Energy Audit

How a 20% cut in energy costs can represent the same bottom line benefit as a 5% increase in sales.

Energy Audit

A 20% cut in energy costs can represent the same bottom line benefit as a 5% increase in sales

Management of energy is often neglected, even though there is considerable potential to save energy and reduce costs. Rising energy prices, climate change legislation and the need to be environmentally responsible all require effective energy management.

For many businesses a 20% cut in energy costs represents the same bottom line benefit as a 5% increase in sales. Furthermore, 25% of energy consumption can be saved with relatively little or no cost and no significant changes in practice.

Energy management is the use of technology to improve the energy performance of an organisation. To be fully effective it needs to be an integral part of an organisation’s wider management processes – and any corporate social responsibility (CSR) policy.

Energy audits have proven to be effective tools in helping managers understand and take control of the way their commercial facilities use energy. They are also valuable in determining the steps to make that use more efficient.

The key to the effectiveness of an energy audit is in the data it generates — in particular; how much is used, when, where and why is it used and what is using the energy. Before we can reduce energy use we must have accurate answers to these questions.

Copious amounts of data generated by a comprehensive energy audit will do nothing to reduce the energy use in a facility. Greater energy efficiency will only be achieved when managers or an energy management specialist collects, interprets and analyses the data and then uses this to formulate an action plan.

The action plan should identify energy reduction opportunities, implementation costs and the economic benefits to the organisation.

Energy Audits

Energy audits come in different levels of complexity. At Energy Gain UK our simplest is the EnMS1 audit. This audit focuses on those low cost and no cost measures that can be easily implemented, but provide an immediate energy reduction and cost saving.

The EnMS1 audit starts with an examination of at least one year’s worth of data on energy use and cost. Energy auditors review utility bills to identify costs and rate structures to identify where savings can be made.

The auditor then identifies operational and maintenance measures that can be implemented without the need for a significant capital investment. EnMS1 audits are a good starting point for any commercial facility, but are most useful in smaller facilities.

An EnMS2 audit expands on the data collected in the EnMS1. The energy auditor identifies the key energy-using systems and quantifies their energy use. The additional data gathered is used to identify additional energy reduction measures including modifications and upgrades to energy-using systems.

EnMS1 and EnMS2 tend to have the greatest benefit for small facilities, helping them to get the highest rate of return.

The EnMS3 audit provides a more detailed analysis of a facility’s energy usage which can involve sub-metering on energy-using systems.

The EnMS3 audits are best suited to more complex facilities which have a larger number of energy-using systems and have a strong need to reduce energy use.

Gathering energy use data is important, but it is only the first step in gaining control over energy usage. The data generated by an energy audit needs to be analysed and interpreted. For example, a year’s worth of data on energy use will tell managers the amount of energy used and when the facility used it. It does not tell managers the reason for its use or what can be done to control and minimize it.

Energy reduction specialists and managers can use benchmarking to help solve this issue. By identifying similar facilities — in terms of construction and operations — and comparing energy use in those facilities on the basis of use per square foot, energy benchmarking can be achieved.

============================================================

EXERCISE DESCRIPTION: Condense the paragraph of the energy audit text that begins "An EnMS2 audit expands" into a short bulleted list, keeping its main facts.

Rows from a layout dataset

============================================================

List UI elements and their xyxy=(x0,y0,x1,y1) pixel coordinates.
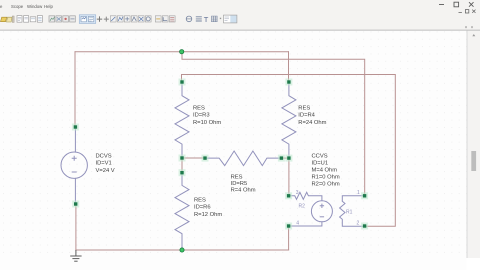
svg-text:Scope: Scope xyxy=(11,4,24,9)
svg-text:R=24 Ohm: R=24 Ohm xyxy=(298,120,326,126)
svg-text:R=10 Ohm: R=10 Ohm xyxy=(193,120,221,126)
svg-text:T: T xyxy=(204,15,209,24)
svg-text:R=4 Ohm: R=4 Ohm xyxy=(231,188,256,194)
svg-text:ID=R3: ID=R3 xyxy=(193,113,210,119)
svg-text:Help: Help xyxy=(44,4,53,9)
svg-text:R1: R1 xyxy=(346,210,353,216)
svg-text:RES: RES xyxy=(231,174,243,180)
svg-text:▾: ▾ xyxy=(471,25,473,30)
svg-text:▾: ▾ xyxy=(465,25,467,30)
svg-text:R=12 Ohm: R=12 Ohm xyxy=(194,212,222,218)
svg-text:DCVS: DCVS xyxy=(96,153,112,159)
svg-text:CCVS: CCVS xyxy=(312,153,328,159)
svg-text:ID=R5: ID=R5 xyxy=(231,181,248,187)
svg-text:Window: Window xyxy=(27,4,43,9)
svg-text:3: 3 xyxy=(296,190,299,196)
svg-text:ID=R4: ID=R4 xyxy=(298,113,315,119)
svg-text:4: 4 xyxy=(296,221,299,227)
svg-text:2: 2 xyxy=(357,221,360,227)
svg-text:ID=U1: ID=U1 xyxy=(312,160,329,166)
svg-text:R1=0 Ohm: R1=0 Ohm xyxy=(312,174,340,180)
svg-text:R2=0 Ohm: R2=0 Ohm xyxy=(312,181,340,187)
svg-text:ID=R6: ID=R6 xyxy=(194,205,211,211)
svg-text:V=24 V: V=24 V xyxy=(96,168,115,174)
svg-text:RES: RES xyxy=(298,105,310,111)
svg-text:R2: R2 xyxy=(299,204,306,210)
svg-text:1: 1 xyxy=(357,190,360,196)
svg-text:ID=V1: ID=V1 xyxy=(96,161,112,167)
svg-text:RES: RES xyxy=(194,197,206,203)
svg-text:RES: RES xyxy=(193,105,205,111)
svg-text:M=4 Ohm: M=4 Ohm xyxy=(312,167,338,173)
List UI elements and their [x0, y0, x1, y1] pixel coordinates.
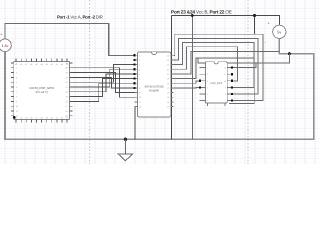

============================================================

EXERCISE RESULT:
- An EnMS2 audit builds on the data collected in the EnMS1 audit.
- The auditor identifies the key energy-using systems and quantifies their energy use.
- The additional data is used to find further energy reduction measures, including modifications and upgrades to energy-using systems.